**Exercise aim**
From the listing below, copy every line with the word "monthly".

Extracted records:
☆ ☆ ☆ ☆ ☆ ☆ ☆
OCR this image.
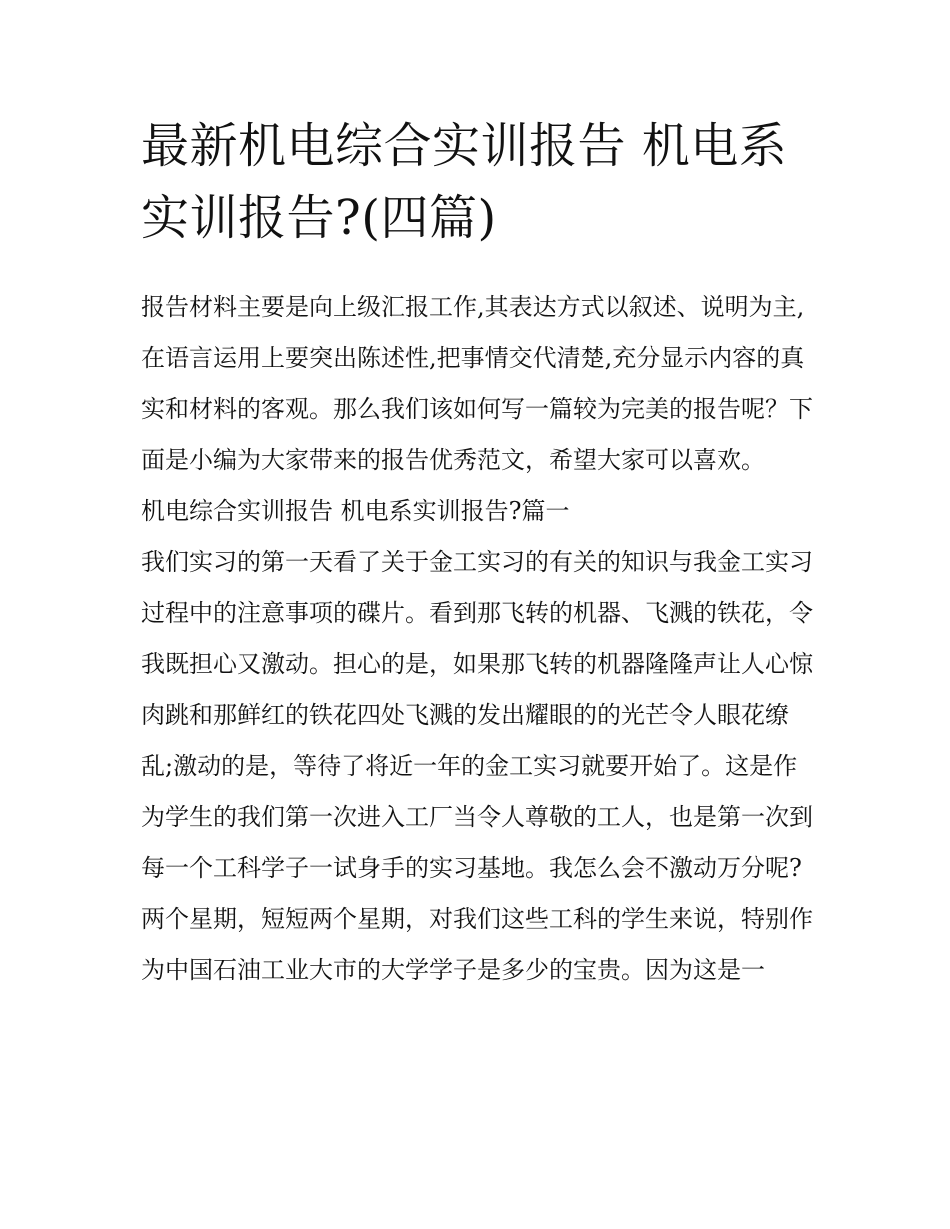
最新机电综合实训报告 机电系实训报告?(四篇)

报告材料主要是向上级汇报工作,其表达方式以叙述、说明为主,在语言运用上要突出陈述性,把事情交代清楚,充分显示内容的真实和材料的客观。那么我们该如何写一篇较为完美的报告呢？下面是小编为大家带来的报告优秀范文，希望大家可以喜欢。

机电综合实训报告 机电系实训报告?篇一

我们实习的第一天看了关于金工实习的有关的知识与我金工实习过程中的注意事项的碟片。看到那飞转的机器、飞溅的铁花，令我既担心又激动。担心的是，如果那飞转的机器隆隆声让人心惊肉跳和那鲜红的铁花四处飞溅的发出耀眼的的光芒令人眼花缭乱;激动的是，等待了将近一年的金工实习就要开始了。这是作为学生的我们第一次进入工厂当令人尊敬的工人，也是第一次到每一个工科学子一试身手的实习基地。我怎么会不激动万分呢?

两个星期，短短两个星期，对我们这些工科的学生来说，特别作为中国石油工业大市的大学学子是多少的宝贵。因为这是一
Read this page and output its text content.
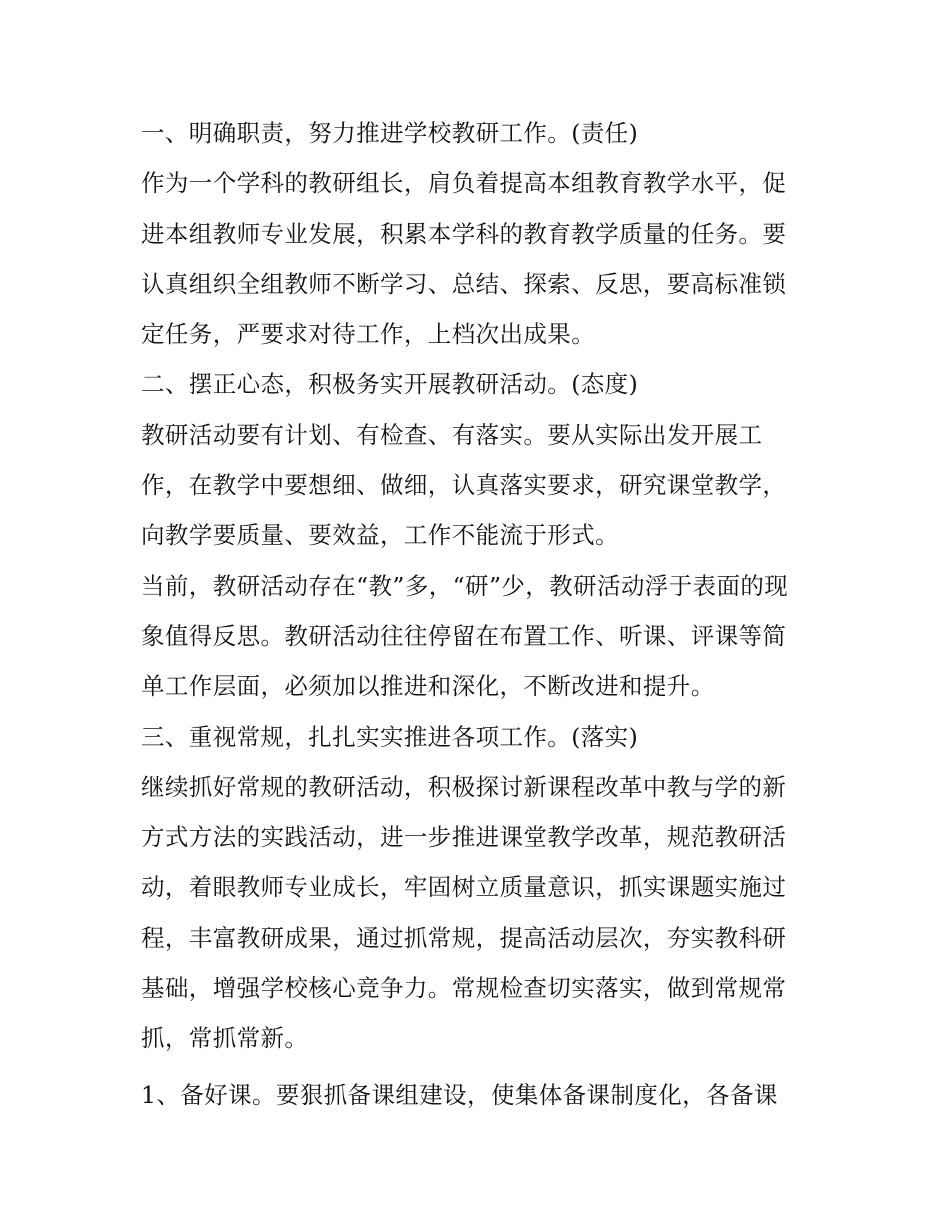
一、明确职责，努力推进学校教研工作。(责任)
作为一个学科的教研组长，肩负着提高本组教育教学水平，促
进本组教师专业发展，积累本学科的教育教学质量的任务。要
认真组织全组教师不断学习、总结、探索、反思，要高标准锁
定任务，严要求对待工作，上档次出成果。
二、摆正心态，积极务实开展教研活动。(态度)
教研活动要有计划、有检查、有落实。要从实际出发开展工
作，在教学中要想细、做细，认真落实要求，研究课堂教学，
向教学要质量、要效益，工作不能流于形式。
当前，教研活动存在“教”多，“研”少，教研活动浮于表面的现
象值得反思。教研活动往往停留在布置工作、听课、评课等简
单工作层面，必须加以推进和深化，不断改进和提升。
三、重视常规，扎扎实实推进各项工作。(落实)
继续抓好常规的教研活动，积极探讨新课程改革中教与学的新
方式方法的实践活动，进一步推进课堂教学改革，规范教研活
动，着眼教师专业成长，牢固树立质量意识，抓实课题实施过
程，丰富教研成果，通过抓常规，提高活动层次，夯实教科研
基础，增强学校核心竞争力。常规检查切实落实，做到常规常
抓，常抓常新。
1、备好课。要狠抓备课组建设，使集体备课制度化，各备课
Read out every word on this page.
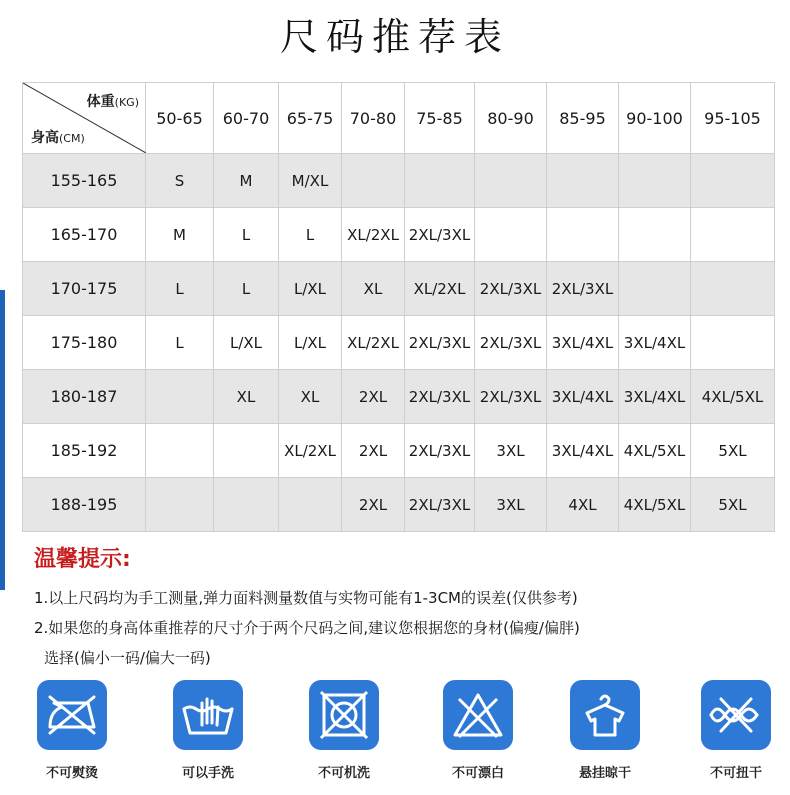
尺码推荐表
体重(KG)
身高(CM)	50-65	60-70	65-75	70-80	75-85	80-90	85-95	90-100	95-105
155-165	S	M	M/XL						
165-170	M	L	L	XL/2XL	2XL/3XL				
170-175	L	L	L/XL	XL	XL/2XL	2XL/3XL	2XL/3XL		
175-180	L	L/XL	L/XL	XL/2XL	2XL/3XL	2XL/3XL	3XL/4XL	3XL/4XL	
180-187		XL	XL	2XL	2XL/3XL	2XL/3XL	3XL/4XL	3XL/4XL	4XL/5XL
185-192			XL/2XL	2XL	2XL/3XL	3XL	3XL/4XL	4XL/5XL	5XL
188-195				2XL	2XL/3XL	3XL	4XL	4XL/5XL	5XL
温馨提示:
1.以上尺码均为手工测量,弹力面料测量数值与实物可能有1-3CM的误差(仅供参考)
2.如果您的身高体重推荐的尺寸介于两个尺码之间,建议您根据您的身材(偏瘦/偏胖)
选择(偏小一码/偏大一码)
不可熨烫	可以手洗	不可机洗	不可漂白	悬挂晾干	不可扭干
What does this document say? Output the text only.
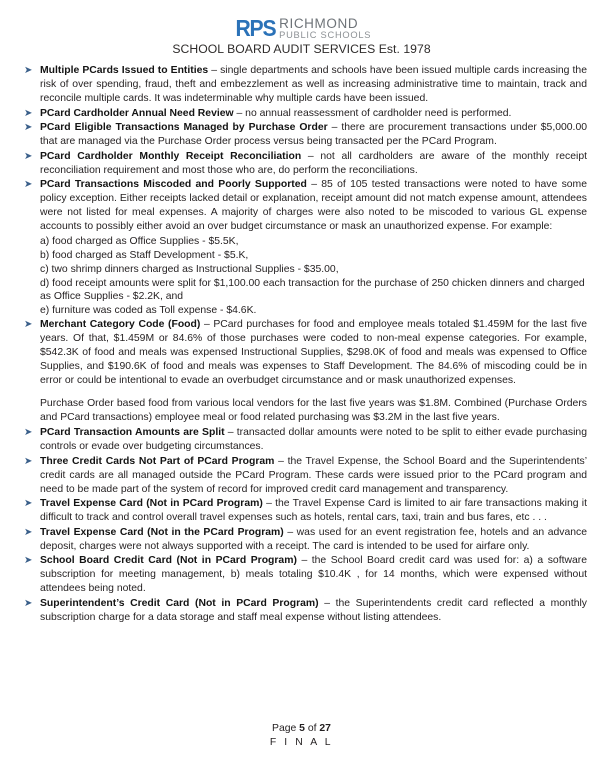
RPS RICHMOND
PUBLIC SCHOOLS
SCHOOL BOARD AUDIT SERVICES Est. 1978
➤ Multiple PCards Issued to Entities – single departments and schools have been issued multiple cards increasing the risk of over spending, fraud, theft and embezzlement as well as increasing administrative time to maintain, track and reconcile multiple cards. It was indeterminable why multiple cards have been issued.
➤ PCard Cardholder Annual Need Review – no annual reassessment of cardholder need is performed.
➤ PCard Eligible Transactions Managed by Purchase Order – there are procurement transactions under $5,000.00 that are managed via the Purchase Order process versus being transacted per the PCard Program.
➤ PCard Cardholder Monthly Receipt Reconciliation – not all cardholders are aware of the monthly receipt reconciliation requirement and most those who are, do perform the reconciliations.
➤ PCard Transactions Miscoded and Poorly Supported – 85 of 105 tested transactions were noted to have some policy exception. Either receipts lacked detail or explanation, receipt amount did not match expense amount, attendees were not listed for meal expenses. A majority of charges were also noted to be miscoded to various GL expense accounts to possibly either avoid an over budget circumstance or mask an unauthorized expense. For example:
a) food charged as Office Supplies - $5.5K,
b) food charged as Staff Development - $5.K,
c) two shrimp dinners charged as Instructional Supplies - $35.00,
d) food receipt amounts were split for $1,100.00 each transaction for the purchase of 250 chicken dinners and charged as Office Supplies - $2.2K, and
e) furniture was coded as Toll expense - $4.6K.
➤ Merchant Category Code (Food) – PCard purchases for food and employee meals totaled $1.459M for the last five years. Of that, $1.459M or 84.6% of those purchases were coded to non-meal expense categories. For example, $542.3K of food and meals was expensed Instructional Supplies, $298.0K of food and meals was expensed to Office Supplies, and $190.6K of food and meals was expenses to Staff Development. The 84.6% of miscoding could be in error or could be intentional to evade an overbudget circumstance and or mask unauthorized expenses.
Purchase Order based food from various local vendors for the last five years was $1.8M. Combined (Purchase Orders and PCard transactions) employee meal or food related purchasing was $3.2M in the last five years.
➤ PCard Transaction Amounts are Split – transacted dollar amounts were noted to be split to either evade purchasing controls or evade over budgeting circumstances.
➤ Three Credit Cards Not Part of PCard Program – the Travel Expense, the School Board and the Superintendents’ credit cards are all managed outside the PCard Program. These cards were issued prior to the PCard program and need to be made part of the system of record for improved credit card management and transparency.
➤ Travel Expense Card (Not in PCard Program) – the Travel Expense Card is limited to air fare transactions making it difficult to track and control overall travel expenses such as hotels, rental cars, taxi, train and bus fares, etc . . .
➤ Travel Expense Card (Not in the PCard Program) – was used for an event registration fee, hotels and an advance deposit, charges were not always supported with a receipt. The card is intended to be used for airfare only.
➤ School Board Credit Card (Not in PCard Program) – the School Board credit card was used for: a) a software subscription for meeting management, b) meals totaling $10.4K , for 14 months, which were expensed without attendees being noted.
➤ Superintendent’s Credit Card (Not in PCard Program) – the Superintendents credit card reflected a monthly subscription charge for a data storage and staff meal expense without listing attendees.
Page 5 of 27
F I N A L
☆ ☆ ☆ ☆ ☆ ☆ ☆
**Task answer**
➤ PCard Cardholder Monthly Receipt Reconciliation – not all cardholders are aware of the monthly receipt reconciliation requirement and most those who are, do perform the reconciliations.
➤ Superintendent’s Credit Card (Not in PCard Program) – the Superintendents credit card reflected a monthly subscription charge for a data storage and staff meal expense without listing attendees.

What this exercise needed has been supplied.